## start Material provided

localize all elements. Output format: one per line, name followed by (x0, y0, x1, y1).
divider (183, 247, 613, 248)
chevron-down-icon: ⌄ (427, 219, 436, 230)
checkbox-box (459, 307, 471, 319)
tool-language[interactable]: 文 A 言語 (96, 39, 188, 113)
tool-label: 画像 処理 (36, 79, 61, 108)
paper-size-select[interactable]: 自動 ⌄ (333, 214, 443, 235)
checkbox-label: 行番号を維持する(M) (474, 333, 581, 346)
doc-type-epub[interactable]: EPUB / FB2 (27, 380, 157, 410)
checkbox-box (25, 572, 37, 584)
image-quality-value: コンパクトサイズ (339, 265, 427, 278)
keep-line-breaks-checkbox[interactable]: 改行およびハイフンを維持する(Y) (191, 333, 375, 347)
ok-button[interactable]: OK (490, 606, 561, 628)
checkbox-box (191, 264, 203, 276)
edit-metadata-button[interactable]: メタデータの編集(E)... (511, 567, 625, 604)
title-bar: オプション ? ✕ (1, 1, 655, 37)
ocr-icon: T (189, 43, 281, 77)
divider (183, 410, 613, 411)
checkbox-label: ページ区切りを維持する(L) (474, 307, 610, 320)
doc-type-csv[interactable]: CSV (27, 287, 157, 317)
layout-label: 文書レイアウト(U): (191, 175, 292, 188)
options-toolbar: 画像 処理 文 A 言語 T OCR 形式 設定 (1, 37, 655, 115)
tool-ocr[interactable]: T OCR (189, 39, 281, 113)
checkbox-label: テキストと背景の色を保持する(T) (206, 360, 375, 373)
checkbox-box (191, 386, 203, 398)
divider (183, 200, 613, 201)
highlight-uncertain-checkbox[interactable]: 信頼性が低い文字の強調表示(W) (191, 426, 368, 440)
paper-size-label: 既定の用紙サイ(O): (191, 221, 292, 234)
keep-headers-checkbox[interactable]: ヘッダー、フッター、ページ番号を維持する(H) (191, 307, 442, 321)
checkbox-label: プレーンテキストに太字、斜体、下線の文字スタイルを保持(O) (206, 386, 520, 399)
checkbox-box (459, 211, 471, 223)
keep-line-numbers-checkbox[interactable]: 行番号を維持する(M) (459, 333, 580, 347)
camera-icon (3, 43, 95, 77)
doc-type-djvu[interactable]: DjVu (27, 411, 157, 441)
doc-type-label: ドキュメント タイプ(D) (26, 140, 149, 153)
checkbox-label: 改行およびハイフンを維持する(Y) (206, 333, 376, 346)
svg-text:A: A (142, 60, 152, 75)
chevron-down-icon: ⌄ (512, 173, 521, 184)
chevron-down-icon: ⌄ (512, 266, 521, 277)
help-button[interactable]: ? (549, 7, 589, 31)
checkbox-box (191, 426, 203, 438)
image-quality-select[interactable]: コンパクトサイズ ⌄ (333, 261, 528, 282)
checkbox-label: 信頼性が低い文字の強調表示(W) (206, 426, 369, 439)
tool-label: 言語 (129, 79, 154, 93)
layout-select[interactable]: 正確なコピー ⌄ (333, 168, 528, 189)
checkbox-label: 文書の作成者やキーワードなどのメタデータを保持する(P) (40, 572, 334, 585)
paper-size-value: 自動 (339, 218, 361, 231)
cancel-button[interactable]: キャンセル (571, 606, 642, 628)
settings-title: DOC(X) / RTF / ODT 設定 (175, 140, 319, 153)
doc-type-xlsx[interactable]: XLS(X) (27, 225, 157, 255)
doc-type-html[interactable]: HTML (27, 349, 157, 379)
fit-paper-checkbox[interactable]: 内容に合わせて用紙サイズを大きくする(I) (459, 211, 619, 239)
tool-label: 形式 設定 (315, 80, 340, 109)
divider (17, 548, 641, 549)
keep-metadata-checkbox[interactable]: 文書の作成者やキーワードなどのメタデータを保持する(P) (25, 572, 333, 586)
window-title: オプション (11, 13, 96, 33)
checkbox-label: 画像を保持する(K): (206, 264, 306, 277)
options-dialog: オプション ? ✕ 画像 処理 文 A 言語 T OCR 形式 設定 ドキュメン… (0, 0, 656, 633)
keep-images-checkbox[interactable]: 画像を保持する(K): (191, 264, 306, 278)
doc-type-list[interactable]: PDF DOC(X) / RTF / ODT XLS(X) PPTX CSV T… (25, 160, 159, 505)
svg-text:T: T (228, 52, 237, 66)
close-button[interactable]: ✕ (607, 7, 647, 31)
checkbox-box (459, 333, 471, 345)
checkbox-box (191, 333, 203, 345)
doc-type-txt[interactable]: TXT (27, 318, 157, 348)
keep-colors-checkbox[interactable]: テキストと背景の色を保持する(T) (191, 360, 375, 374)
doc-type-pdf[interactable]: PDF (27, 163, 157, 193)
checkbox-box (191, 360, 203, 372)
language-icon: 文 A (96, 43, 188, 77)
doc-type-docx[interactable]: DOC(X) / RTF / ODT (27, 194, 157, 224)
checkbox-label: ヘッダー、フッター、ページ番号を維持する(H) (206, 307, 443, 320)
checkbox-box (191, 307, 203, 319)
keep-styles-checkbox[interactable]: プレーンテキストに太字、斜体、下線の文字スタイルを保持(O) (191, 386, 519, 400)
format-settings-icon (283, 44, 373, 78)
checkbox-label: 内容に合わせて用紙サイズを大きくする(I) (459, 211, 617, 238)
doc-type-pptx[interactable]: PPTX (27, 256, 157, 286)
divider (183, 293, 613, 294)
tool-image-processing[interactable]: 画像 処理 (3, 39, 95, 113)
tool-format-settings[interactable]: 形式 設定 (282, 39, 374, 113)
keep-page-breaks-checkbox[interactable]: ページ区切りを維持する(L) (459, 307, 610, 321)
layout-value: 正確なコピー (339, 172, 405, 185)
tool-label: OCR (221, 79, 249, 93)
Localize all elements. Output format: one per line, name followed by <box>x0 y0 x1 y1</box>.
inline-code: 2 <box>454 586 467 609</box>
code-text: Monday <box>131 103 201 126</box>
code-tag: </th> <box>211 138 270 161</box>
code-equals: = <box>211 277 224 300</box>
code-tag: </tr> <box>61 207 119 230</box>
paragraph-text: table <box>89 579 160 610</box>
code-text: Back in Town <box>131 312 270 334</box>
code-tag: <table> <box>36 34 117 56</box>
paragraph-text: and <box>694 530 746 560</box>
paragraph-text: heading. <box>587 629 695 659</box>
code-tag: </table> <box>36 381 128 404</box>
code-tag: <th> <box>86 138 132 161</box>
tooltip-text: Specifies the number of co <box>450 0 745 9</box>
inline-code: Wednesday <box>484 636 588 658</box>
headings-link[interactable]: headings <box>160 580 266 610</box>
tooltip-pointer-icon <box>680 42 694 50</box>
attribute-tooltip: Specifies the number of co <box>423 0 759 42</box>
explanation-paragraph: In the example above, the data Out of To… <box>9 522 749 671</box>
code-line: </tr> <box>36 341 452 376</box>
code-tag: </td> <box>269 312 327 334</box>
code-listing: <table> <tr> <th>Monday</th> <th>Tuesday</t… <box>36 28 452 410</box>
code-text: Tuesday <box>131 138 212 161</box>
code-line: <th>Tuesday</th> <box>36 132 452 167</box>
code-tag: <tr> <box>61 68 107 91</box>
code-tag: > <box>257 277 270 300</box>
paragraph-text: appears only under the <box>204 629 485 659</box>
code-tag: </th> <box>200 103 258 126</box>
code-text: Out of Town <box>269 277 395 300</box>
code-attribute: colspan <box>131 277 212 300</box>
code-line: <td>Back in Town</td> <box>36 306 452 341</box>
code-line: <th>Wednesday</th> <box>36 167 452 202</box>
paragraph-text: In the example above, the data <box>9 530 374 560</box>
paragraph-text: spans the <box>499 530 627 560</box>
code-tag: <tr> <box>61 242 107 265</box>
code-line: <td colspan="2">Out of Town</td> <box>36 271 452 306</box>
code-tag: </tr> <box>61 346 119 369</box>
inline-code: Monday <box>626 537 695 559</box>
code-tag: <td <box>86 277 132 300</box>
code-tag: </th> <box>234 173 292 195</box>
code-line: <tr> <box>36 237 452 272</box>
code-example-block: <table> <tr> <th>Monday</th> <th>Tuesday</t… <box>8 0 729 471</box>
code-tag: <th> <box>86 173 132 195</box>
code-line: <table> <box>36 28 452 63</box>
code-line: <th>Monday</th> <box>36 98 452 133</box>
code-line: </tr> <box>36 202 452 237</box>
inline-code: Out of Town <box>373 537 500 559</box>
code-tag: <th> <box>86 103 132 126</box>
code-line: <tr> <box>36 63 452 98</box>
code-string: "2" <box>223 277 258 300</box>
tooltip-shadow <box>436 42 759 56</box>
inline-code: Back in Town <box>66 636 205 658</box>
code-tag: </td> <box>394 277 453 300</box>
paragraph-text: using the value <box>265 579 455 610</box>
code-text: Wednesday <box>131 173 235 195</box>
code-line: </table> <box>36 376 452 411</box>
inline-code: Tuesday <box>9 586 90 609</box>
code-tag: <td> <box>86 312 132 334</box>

## end Material provided

> **Work instructions**
Rename "divider" to "separator" in the data, running from the start of the data up to and including the line that contains "checkbox-label: ページ区切りを維持する(L) (474, 307, 610, 320)", and give only those lines again with everything else unchanged.

> **Response to this task**
localize all elements. Output format: one per line, name followed by (x0, y0, x1, y1).
separator (183, 247, 613, 248)
chevron-down-icon: ⌄ (427, 219, 436, 230)
checkbox-box (459, 307, 471, 319)
tool-language[interactable]: 文 A 言語 (96, 39, 188, 113)
tool-label: 画像 処理 (36, 79, 61, 108)
paper-size-select[interactable]: 自動 ⌄ (333, 214, 443, 235)
checkbox-label: 行番号を維持する(M) (474, 333, 581, 346)
doc-type-epub[interactable]: EPUB / FB2 (27, 380, 157, 410)
checkbox-box (25, 572, 37, 584)
image-quality-value: コンパクトサイズ (339, 265, 427, 278)
keep-line-breaks-checkbox[interactable]: 改行およびハイフンを維持する(Y) (191, 333, 375, 347)
ok-button[interactable]: OK (490, 606, 561, 628)
checkbox-box (191, 264, 203, 276)
edit-metadata-button[interactable]: メタデータの編集(E)... (511, 567, 625, 604)
title-bar: オプション ? ✕ (1, 1, 655, 37)
ocr-icon: T (189, 43, 281, 77)
separator (183, 410, 613, 411)
checkbox-label: ページ区切りを維持する(L) (474, 307, 610, 320)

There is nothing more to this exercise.